▶ _Work required_
Set down each line of the material that follows, exactly, with no pictures.
◇ ◇ ◇ ◇
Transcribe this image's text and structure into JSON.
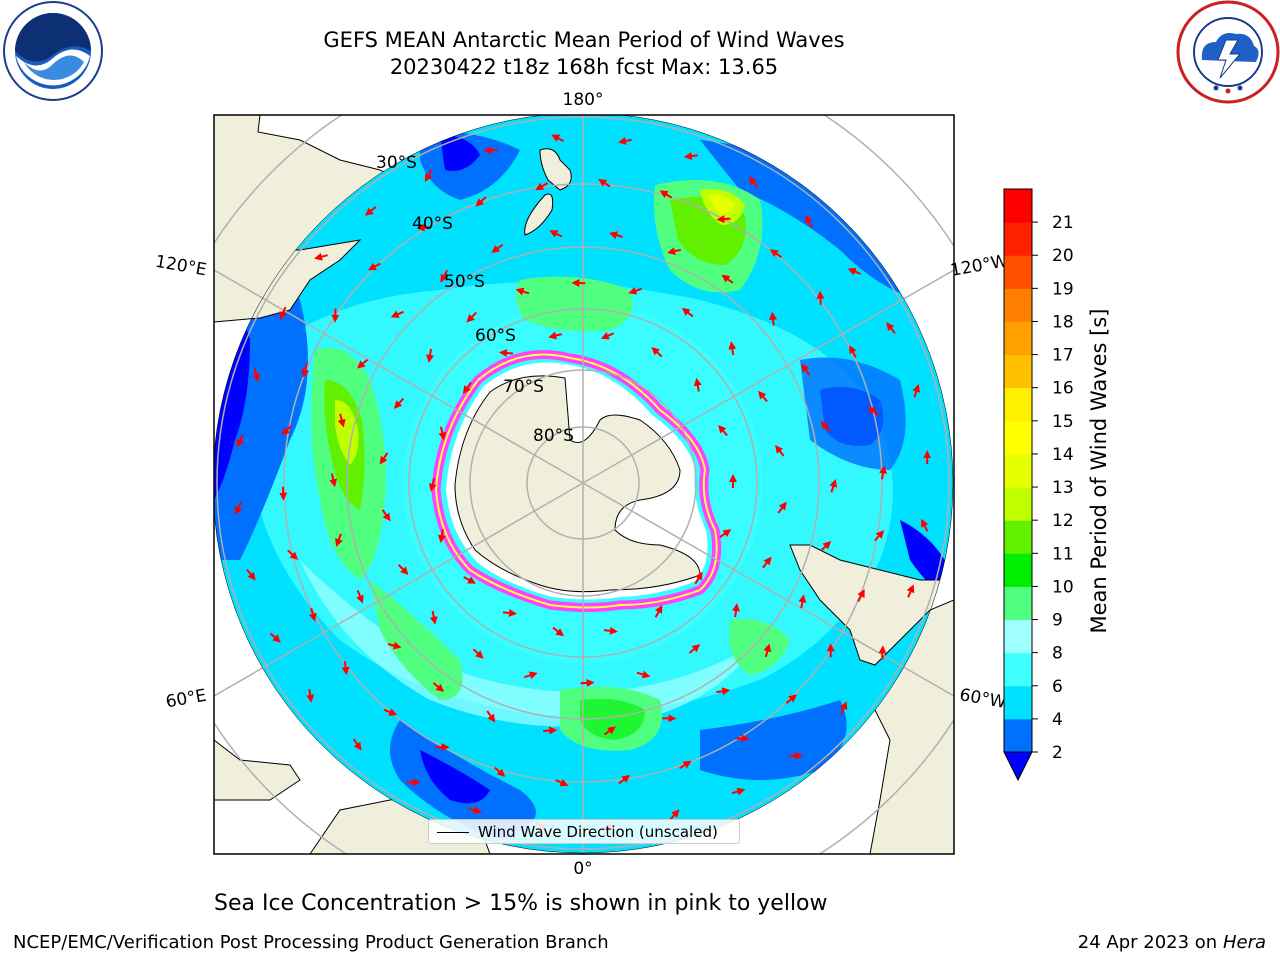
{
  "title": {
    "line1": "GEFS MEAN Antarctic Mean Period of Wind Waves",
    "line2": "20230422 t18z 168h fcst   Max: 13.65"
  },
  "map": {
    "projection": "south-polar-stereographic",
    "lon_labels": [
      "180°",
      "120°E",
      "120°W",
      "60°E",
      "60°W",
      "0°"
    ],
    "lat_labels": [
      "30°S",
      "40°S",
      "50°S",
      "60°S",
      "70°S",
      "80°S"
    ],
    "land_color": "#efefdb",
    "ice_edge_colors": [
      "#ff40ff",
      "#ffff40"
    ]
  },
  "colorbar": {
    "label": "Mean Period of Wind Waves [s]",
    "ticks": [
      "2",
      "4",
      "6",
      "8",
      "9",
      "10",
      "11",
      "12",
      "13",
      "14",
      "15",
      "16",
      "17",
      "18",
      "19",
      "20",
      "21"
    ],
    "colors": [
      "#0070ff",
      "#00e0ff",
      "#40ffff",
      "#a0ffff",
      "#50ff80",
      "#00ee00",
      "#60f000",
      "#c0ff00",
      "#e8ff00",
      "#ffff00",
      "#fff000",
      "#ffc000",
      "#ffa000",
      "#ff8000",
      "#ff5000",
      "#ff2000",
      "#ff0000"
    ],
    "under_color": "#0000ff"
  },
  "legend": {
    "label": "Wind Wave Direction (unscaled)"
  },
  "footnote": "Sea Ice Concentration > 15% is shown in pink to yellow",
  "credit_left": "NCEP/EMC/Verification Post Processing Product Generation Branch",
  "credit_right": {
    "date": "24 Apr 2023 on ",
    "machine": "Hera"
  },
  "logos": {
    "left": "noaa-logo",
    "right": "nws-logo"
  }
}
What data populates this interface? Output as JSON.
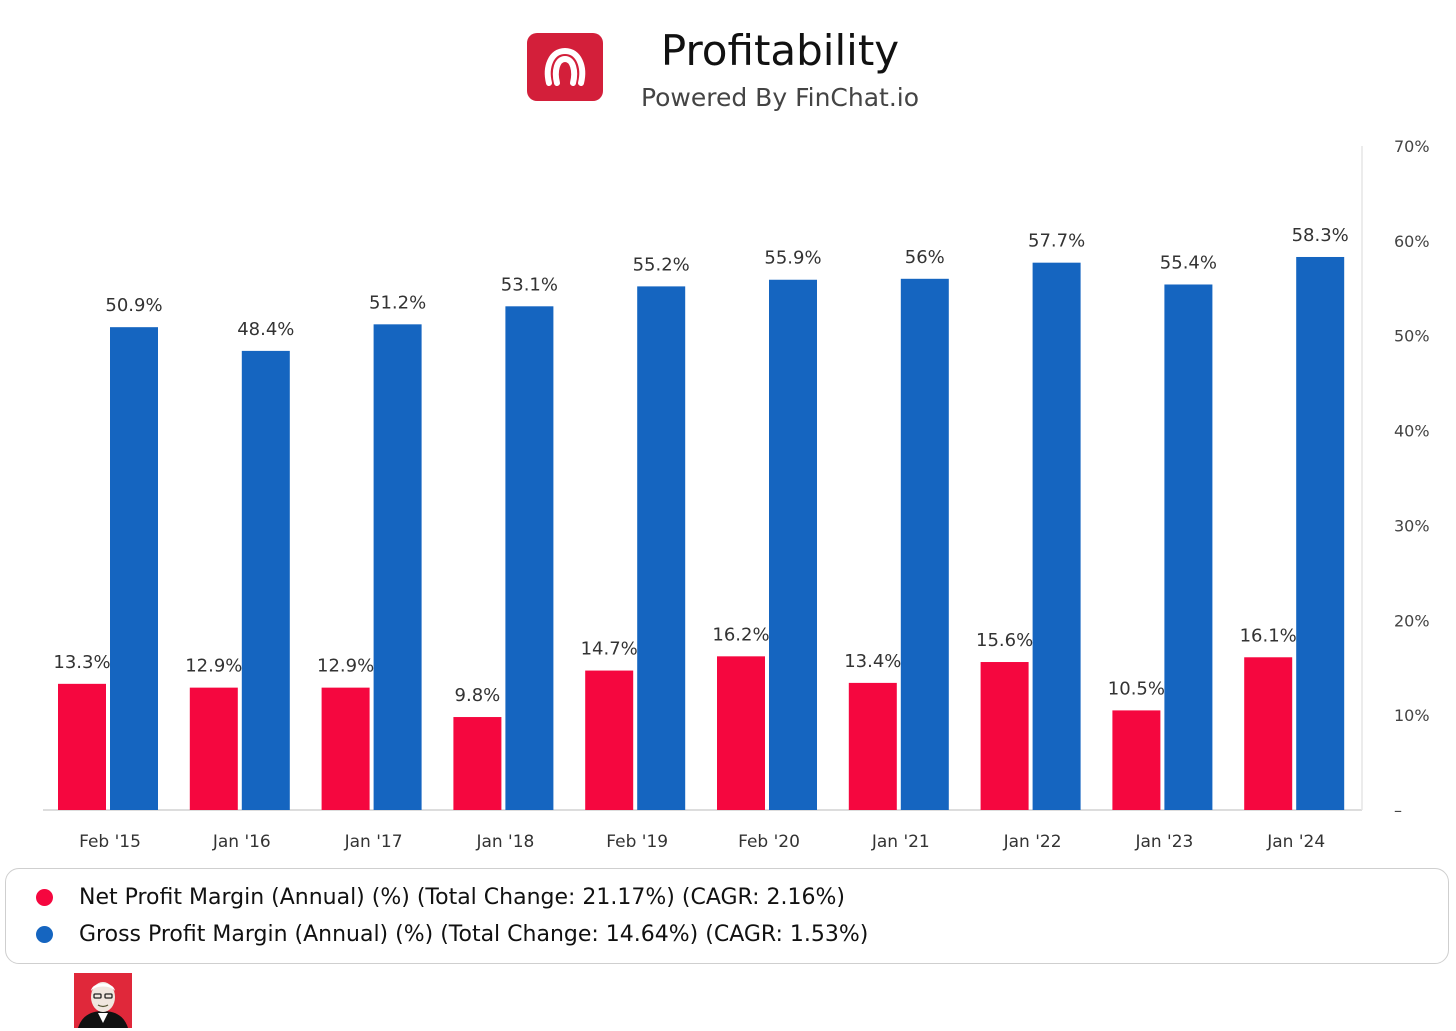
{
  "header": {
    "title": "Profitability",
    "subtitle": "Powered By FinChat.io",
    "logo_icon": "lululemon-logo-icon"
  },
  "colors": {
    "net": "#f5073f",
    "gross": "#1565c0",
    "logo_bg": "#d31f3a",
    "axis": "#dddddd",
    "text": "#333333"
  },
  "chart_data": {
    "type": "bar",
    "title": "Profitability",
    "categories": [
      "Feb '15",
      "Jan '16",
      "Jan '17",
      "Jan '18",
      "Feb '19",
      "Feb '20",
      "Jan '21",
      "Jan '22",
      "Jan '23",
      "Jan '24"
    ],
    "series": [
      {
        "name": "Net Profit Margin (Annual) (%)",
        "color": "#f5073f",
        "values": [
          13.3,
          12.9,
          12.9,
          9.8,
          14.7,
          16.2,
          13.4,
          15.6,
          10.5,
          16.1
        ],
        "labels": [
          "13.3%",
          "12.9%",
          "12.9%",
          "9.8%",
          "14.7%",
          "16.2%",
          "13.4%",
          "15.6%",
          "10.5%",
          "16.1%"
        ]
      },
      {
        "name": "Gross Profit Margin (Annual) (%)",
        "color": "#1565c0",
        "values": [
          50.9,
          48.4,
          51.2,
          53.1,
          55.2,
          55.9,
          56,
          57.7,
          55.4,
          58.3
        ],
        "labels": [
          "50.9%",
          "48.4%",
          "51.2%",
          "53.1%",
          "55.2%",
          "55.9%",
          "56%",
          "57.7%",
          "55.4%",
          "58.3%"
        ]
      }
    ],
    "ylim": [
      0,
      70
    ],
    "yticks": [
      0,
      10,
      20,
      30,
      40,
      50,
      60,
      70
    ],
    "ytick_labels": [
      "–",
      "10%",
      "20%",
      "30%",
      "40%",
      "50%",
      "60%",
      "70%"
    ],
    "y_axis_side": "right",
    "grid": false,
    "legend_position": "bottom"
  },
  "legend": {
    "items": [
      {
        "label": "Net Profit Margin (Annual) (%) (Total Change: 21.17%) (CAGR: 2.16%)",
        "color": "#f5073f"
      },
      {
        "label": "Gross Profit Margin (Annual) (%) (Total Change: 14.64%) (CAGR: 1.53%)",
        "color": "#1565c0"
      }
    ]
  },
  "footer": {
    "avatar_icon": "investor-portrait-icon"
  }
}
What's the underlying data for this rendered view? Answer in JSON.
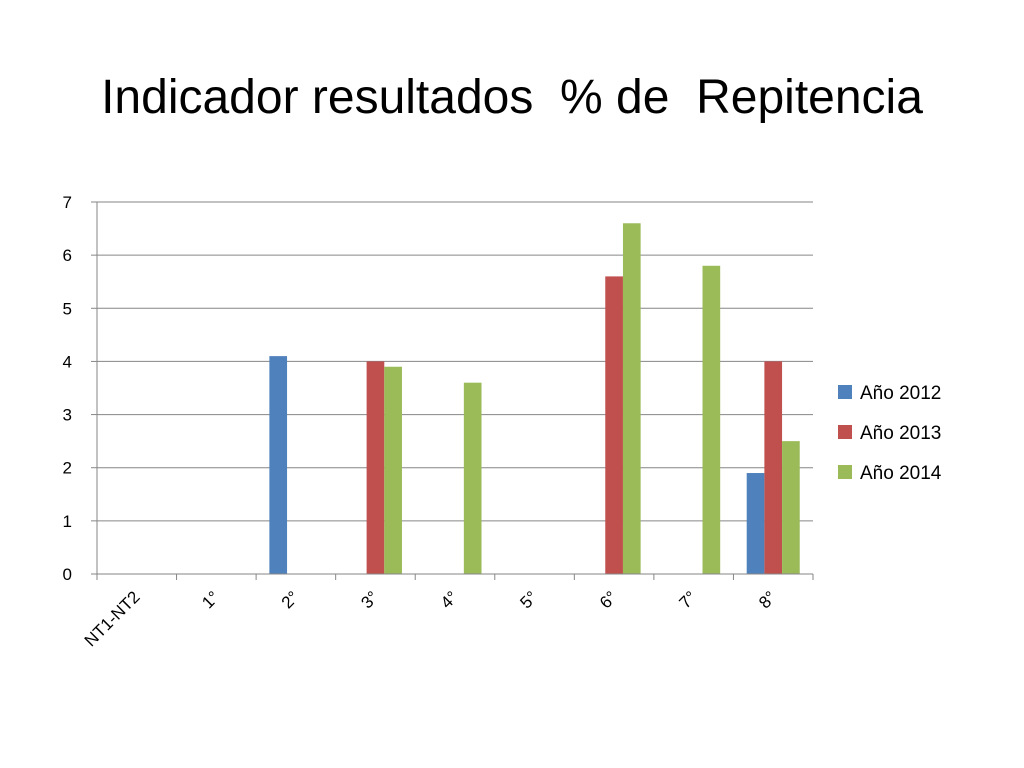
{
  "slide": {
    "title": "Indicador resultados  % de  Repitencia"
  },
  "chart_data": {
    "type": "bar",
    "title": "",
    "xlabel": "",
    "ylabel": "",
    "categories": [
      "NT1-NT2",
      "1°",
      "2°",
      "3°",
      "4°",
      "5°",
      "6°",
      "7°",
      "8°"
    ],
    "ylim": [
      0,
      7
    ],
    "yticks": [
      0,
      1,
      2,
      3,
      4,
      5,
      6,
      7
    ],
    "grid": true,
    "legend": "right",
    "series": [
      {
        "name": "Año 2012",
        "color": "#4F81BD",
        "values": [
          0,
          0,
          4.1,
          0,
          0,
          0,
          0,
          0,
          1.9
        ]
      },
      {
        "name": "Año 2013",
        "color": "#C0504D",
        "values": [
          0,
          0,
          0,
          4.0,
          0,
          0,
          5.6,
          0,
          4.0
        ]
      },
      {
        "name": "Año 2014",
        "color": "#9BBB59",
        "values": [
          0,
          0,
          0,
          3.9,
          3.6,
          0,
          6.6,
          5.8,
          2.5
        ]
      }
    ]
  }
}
◇ ◇ ◇ ◇
▶ _Solution for this task_
Transcribe this image's text and structure into JSON.
{
  "title": {
    "line1": "GEFS MEAN Antarctic Mean Period of Wind Waves",
    "line2": "20230422 t18z 168h fcst   Max: 13.65"
  },
  "map": {
    "projection": "south-polar-stereographic",
    "lon_labels": [
      "180°",
      "120°E",
      "120°W",
      "60°E",
      "60°W",
      "0°"
    ],
    "lat_labels": [
      "30°S",
      "40°S",
      "50°S",
      "60°S",
      "70°S",
      "80°S"
    ],
    "land_color": "#efefdb",
    "ice_edge_colors": [
      "#ff40ff",
      "#ffff40"
    ]
  },
  "colorbar": {
    "label": "Mean Period of Wind Waves [s]",
    "ticks": [
      "2",
      "4",
      "6",
      "8",
      "9",
      "10",
      "11",
      "12",
      "13",
      "14",
      "15",
      "16",
      "17",
      "18",
      "19",
      "20",
      "21"
    ],
    "colors": [
      "#0070ff",
      "#00e0ff",
      "#40ffff",
      "#a0ffff",
      "#50ff80",
      "#00ee00",
      "#60f000",
      "#c0ff00",
      "#e8ff00",
      "#ffff00",
      "#fff000",
      "#ffc000",
      "#ffa000",
      "#ff8000",
      "#ff5000",
      "#ff2000",
      "#ff0000"
    ],
    "under_color": "#0000ff"
  },
  "legend": {
    "label": "Wind Wave Direction (unscaled)"
  },
  "footnote": "Sea Ice Concentration > 15% is shown in pink to yellow",
  "credit_left": "NCEP/EMC/Verification Post Processing Product Generation Branch",
  "credit_right": {
    "date": "24 Apr 2023 on ",
    "machine": "Hera"
  },
  "logos": {
    "left": "noaa-logo",
    "right": "nws-logo"
  }
}
What data populates this interface? Output as JSON.
{
  "header": {
    "title": "Profitability",
    "subtitle": "Powered By FinChat.io",
    "logo_icon": "lululemon-logo-icon"
  },
  "colors": {
    "net": "#f5073f",
    "gross": "#1565c0",
    "logo_bg": "#d31f3a",
    "axis": "#dddddd",
    "text": "#333333"
  },
  "chart_data": {
    "type": "bar",
    "title": "Profitability",
    "categories": [
      "Feb '15",
      "Jan '16",
      "Jan '17",
      "Jan '18",
      "Feb '19",
      "Feb '20",
      "Jan '21",
      "Jan '22",
      "Jan '23",
      "Jan '24"
    ],
    "series": [
      {
        "name": "Net Profit Margin (Annual) (%)",
        "color": "#f5073f",
        "values": [
          13.3,
          12.9,
          12.9,
          9.8,
          14.7,
          16.2,
          13.4,
          15.6,
          10.5,
          16.1
        ],
        "labels": [
          "13.3%",
          "12.9%",
          "12.9%",
          "9.8%",
          "14.7%",
          "16.2%",
          "13.4%",
          "15.6%",
          "10.5%",
          "16.1%"
        ]
      },
      {
        "name": "Gross Profit Margin (Annual) (%)",
        "color": "#1565c0",
        "values": [
          50.9,
          48.4,
          51.2,
          53.1,
          55.2,
          55.9,
          56,
          57.7,
          55.4,
          58.3
        ],
        "labels": [
          "50.9%",
          "48.4%",
          "51.2%",
          "53.1%",
          "55.2%",
          "55.9%",
          "56%",
          "57.7%",
          "55.4%",
          "58.3%"
        ]
      }
    ],
    "ylim": [
      0,
      70
    ],
    "yticks": [
      0,
      10,
      20,
      30,
      40,
      50,
      60,
      70
    ],
    "ytick_labels": [
      "–",
      "10%",
      "20%",
      "30%",
      "40%",
      "50%",
      "60%",
      "70%"
    ],
    "y_axis_side": "right",
    "grid": false,
    "legend_position": "bottom"
  },
  "legend": {
    "items": [
      {
        "label": "Net Profit Margin (Annual) (%) (Total Change: 21.17%) (CAGR: 2.16%)",
        "color": "#f5073f"
      },
      {
        "label": "Gross Profit Margin (Annual) (%) (Total Change: 14.64%) (CAGR: 1.53%)",
        "color": "#1565c0"
      }
    ]
  },
  "footer": {
    "avatar_icon": "investor-portrait-icon"
  }
}
What's the underlying data for this rendered view? Answer in JSON.
{
  "slide": {
    "title": "Indicador resultados  % de  Repitencia"
  },
  "chart_data": {
    "type": "bar",
    "title": "",
    "xlabel": "",
    "ylabel": "",
    "categories": [
      "NT1-NT2",
      "1°",
      "2°",
      "3°",
      "4°",
      "5°",
      "6°",
      "7°",
      "8°"
    ],
    "ylim": [
      0,
      7
    ],
    "yticks": [
      0,
      1,
      2,
      3,
      4,
      5,
      6,
      7
    ],
    "grid": true,
    "legend": "right",
    "series": [
      {
        "name": "Año 2012",
        "color": "#4F81BD",
        "values": [
          0,
          0,
          4.1,
          0,
          0,
          0,
          0,
          0,
          1.9
        ]
      },
      {
        "name": "Año 2013",
        "color": "#C0504D",
        "values": [
          0,
          0,
          0,
          4.0,
          0,
          0,
          5.6,
          0,
          4.0
        ]
      },
      {
        "name": "Año 2014",
        "color": "#9BBB59",
        "values": [
          0,
          0,
          0,
          3.9,
          3.6,
          0,
          6.6,
          5.8,
          2.5
        ]
      }
    ]
  }
}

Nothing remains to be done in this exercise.